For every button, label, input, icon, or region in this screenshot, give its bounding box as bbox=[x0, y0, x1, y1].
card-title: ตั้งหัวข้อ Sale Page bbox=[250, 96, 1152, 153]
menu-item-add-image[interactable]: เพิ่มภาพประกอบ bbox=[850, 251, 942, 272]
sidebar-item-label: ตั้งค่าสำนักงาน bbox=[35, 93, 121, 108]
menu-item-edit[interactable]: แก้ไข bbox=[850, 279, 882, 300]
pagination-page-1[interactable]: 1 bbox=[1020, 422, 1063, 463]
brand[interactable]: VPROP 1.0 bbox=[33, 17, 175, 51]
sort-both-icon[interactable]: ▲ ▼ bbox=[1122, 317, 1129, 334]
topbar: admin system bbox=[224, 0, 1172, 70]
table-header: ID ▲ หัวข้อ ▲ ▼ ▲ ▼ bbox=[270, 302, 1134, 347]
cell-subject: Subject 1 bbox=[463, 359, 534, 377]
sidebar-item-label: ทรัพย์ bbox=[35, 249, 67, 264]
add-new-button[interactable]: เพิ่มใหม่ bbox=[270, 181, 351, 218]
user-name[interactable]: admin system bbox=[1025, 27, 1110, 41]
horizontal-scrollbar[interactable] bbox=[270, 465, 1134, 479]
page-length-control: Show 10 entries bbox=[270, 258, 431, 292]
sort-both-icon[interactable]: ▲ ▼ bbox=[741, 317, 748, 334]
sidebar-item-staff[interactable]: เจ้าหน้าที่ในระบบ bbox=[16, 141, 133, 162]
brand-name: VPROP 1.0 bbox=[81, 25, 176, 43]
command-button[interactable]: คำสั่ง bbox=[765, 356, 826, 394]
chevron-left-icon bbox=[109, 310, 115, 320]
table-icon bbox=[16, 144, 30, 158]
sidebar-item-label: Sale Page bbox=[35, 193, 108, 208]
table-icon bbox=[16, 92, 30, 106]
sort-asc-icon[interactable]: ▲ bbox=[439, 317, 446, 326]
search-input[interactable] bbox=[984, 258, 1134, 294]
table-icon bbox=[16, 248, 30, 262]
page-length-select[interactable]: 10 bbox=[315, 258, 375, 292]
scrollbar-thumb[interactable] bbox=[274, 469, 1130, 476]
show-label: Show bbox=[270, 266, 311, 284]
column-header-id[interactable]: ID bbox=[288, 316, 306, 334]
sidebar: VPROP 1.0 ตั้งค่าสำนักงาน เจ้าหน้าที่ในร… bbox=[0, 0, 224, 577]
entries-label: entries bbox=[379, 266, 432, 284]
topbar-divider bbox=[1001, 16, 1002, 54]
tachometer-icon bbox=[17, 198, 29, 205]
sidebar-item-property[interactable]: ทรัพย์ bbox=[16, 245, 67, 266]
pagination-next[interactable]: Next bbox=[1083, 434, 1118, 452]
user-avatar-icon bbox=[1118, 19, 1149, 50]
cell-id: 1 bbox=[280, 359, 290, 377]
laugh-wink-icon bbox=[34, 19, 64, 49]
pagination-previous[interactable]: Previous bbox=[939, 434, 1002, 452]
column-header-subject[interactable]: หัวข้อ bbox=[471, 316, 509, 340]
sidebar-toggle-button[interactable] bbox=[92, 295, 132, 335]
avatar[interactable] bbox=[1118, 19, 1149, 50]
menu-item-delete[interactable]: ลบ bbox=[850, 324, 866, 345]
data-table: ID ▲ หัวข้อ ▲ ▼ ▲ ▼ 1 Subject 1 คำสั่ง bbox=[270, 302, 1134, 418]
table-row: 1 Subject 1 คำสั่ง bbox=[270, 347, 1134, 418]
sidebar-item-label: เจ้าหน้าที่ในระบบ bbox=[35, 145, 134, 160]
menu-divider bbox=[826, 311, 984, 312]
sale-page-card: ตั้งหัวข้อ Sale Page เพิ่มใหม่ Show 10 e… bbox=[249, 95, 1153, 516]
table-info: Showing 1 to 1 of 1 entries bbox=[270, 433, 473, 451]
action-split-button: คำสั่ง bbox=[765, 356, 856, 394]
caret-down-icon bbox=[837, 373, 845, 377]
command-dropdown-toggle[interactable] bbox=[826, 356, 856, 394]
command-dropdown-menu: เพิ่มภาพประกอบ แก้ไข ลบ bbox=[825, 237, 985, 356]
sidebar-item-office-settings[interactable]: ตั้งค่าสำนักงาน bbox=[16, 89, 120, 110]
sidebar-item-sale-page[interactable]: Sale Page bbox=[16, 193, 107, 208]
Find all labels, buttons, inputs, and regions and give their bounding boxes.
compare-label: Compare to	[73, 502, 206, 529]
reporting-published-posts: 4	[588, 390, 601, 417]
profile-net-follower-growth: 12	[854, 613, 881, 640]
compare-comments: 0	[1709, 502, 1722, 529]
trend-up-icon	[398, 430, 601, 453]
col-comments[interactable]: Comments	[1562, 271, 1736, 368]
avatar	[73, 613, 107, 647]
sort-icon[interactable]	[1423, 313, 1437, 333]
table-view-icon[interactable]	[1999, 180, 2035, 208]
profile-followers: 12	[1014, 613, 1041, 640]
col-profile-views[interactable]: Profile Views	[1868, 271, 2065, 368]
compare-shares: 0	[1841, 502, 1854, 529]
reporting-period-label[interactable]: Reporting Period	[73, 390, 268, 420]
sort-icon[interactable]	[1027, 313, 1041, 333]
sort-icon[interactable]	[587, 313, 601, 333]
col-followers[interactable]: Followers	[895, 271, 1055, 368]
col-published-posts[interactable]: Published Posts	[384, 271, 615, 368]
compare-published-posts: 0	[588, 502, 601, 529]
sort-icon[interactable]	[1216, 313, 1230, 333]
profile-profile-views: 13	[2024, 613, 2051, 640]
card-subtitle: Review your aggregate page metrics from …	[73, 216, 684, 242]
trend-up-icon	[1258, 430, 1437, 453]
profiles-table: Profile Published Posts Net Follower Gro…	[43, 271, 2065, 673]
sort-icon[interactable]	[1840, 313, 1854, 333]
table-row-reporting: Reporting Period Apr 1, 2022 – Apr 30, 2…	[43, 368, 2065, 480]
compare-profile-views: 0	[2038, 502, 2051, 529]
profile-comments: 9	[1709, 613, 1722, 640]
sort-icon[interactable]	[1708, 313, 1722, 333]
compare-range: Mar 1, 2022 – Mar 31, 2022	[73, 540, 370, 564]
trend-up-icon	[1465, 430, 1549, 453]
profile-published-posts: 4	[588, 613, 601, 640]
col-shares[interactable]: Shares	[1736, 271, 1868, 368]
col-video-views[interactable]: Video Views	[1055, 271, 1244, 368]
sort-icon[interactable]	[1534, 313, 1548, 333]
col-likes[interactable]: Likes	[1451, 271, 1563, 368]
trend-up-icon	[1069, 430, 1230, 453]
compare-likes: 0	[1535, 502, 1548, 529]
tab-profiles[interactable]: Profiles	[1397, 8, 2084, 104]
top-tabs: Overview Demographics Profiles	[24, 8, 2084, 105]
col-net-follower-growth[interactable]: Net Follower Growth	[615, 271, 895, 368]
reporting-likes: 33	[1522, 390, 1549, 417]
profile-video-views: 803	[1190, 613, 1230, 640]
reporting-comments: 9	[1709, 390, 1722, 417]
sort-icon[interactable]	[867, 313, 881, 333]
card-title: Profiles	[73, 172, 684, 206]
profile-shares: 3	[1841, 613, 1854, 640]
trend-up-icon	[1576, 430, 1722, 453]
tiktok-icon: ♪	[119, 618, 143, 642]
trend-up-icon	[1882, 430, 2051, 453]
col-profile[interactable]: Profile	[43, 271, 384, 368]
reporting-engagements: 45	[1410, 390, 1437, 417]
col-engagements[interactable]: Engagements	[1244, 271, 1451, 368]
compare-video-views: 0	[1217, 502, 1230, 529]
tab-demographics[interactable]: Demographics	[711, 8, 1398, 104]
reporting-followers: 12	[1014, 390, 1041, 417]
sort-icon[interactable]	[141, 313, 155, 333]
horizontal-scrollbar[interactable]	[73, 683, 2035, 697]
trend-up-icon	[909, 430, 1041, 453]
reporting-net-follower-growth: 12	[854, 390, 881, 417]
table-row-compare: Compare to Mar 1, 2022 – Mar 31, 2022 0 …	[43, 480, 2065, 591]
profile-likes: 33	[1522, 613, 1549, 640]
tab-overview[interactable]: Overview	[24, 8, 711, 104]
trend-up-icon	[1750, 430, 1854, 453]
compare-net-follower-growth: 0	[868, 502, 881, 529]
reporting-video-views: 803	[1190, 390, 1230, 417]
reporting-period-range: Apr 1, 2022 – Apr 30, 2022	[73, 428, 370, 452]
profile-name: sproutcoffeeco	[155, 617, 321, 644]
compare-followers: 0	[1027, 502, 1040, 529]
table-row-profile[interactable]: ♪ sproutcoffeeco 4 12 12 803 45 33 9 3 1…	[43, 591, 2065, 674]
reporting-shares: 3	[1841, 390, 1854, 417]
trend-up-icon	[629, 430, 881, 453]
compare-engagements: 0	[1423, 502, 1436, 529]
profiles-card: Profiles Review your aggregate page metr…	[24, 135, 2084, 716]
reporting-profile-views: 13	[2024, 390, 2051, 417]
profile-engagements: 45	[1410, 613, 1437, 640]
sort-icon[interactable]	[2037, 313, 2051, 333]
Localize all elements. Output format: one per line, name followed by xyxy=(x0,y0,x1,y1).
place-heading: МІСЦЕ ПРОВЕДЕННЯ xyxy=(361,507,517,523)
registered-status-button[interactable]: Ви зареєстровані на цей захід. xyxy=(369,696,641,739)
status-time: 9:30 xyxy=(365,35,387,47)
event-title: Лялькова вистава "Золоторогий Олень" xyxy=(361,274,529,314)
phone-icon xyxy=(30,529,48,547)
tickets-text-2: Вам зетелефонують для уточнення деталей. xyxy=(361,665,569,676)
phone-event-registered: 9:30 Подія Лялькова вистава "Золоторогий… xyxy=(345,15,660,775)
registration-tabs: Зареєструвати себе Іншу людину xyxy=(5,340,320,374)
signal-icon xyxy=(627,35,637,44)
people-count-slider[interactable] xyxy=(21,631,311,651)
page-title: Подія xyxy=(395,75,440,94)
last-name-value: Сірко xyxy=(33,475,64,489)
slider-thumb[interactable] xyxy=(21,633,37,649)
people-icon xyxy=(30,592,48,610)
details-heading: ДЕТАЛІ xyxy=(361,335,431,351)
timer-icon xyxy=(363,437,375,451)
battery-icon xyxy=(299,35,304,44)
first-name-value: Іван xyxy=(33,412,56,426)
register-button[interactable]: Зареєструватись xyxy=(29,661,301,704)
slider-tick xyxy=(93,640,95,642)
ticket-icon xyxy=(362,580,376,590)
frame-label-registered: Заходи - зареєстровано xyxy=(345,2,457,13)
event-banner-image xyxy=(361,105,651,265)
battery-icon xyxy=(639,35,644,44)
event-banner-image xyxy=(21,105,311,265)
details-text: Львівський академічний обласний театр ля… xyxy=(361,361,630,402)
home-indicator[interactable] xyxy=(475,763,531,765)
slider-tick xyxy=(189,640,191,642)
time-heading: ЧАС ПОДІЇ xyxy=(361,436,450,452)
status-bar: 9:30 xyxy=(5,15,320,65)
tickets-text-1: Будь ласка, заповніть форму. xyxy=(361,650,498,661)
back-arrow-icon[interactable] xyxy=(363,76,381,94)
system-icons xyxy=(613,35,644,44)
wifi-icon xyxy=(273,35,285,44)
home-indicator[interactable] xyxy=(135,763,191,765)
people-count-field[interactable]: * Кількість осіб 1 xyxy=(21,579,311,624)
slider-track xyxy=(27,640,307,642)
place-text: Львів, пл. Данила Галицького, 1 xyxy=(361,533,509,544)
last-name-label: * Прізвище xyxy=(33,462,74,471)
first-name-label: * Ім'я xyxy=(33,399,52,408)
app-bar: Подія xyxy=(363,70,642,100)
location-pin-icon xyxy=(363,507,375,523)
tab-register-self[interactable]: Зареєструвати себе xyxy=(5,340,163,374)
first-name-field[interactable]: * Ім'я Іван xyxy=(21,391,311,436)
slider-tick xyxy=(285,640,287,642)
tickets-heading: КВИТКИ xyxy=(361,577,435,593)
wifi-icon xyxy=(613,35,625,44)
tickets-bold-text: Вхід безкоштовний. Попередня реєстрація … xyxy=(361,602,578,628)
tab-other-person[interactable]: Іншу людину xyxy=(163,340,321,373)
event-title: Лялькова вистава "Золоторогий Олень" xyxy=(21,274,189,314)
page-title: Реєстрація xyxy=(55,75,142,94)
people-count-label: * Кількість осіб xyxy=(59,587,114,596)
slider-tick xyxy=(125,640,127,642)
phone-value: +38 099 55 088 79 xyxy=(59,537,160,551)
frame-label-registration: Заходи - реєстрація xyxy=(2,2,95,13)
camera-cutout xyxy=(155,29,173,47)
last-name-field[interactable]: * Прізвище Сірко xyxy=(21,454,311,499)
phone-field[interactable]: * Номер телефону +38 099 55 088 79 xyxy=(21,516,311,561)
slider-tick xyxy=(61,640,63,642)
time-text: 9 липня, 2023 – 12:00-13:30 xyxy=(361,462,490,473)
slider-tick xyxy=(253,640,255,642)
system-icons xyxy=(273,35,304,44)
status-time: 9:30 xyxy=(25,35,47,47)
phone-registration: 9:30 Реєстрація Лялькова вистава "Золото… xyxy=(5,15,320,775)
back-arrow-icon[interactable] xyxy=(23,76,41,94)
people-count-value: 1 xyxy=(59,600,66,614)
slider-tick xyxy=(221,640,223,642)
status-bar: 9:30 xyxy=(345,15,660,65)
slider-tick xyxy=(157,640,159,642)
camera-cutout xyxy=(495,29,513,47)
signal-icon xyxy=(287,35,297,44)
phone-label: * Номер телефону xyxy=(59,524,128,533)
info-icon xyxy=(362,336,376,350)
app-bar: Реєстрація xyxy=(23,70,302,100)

What you have to do: Rewrite the records starting at the first line and ending at the line containing "sidebar-item-label: ตั้งค่าสำนักงาน bbox=[35, 93, 121, 108]", substituting "interface capture" for "screenshot" and leaving everything else unchanged.

Task output:
For every button, label, input, icon, or region in this interface capture, give its bounding box as bbox=[x0, y0, x1, y1].
card-title: ตั้งหัวข้อ Sale Page bbox=[250, 96, 1152, 153]
menu-item-add-image[interactable]: เพิ่มภาพประกอบ bbox=[850, 251, 942, 272]
sidebar-item-label: ตั้งค่าสำนักงาน bbox=[35, 93, 121, 108]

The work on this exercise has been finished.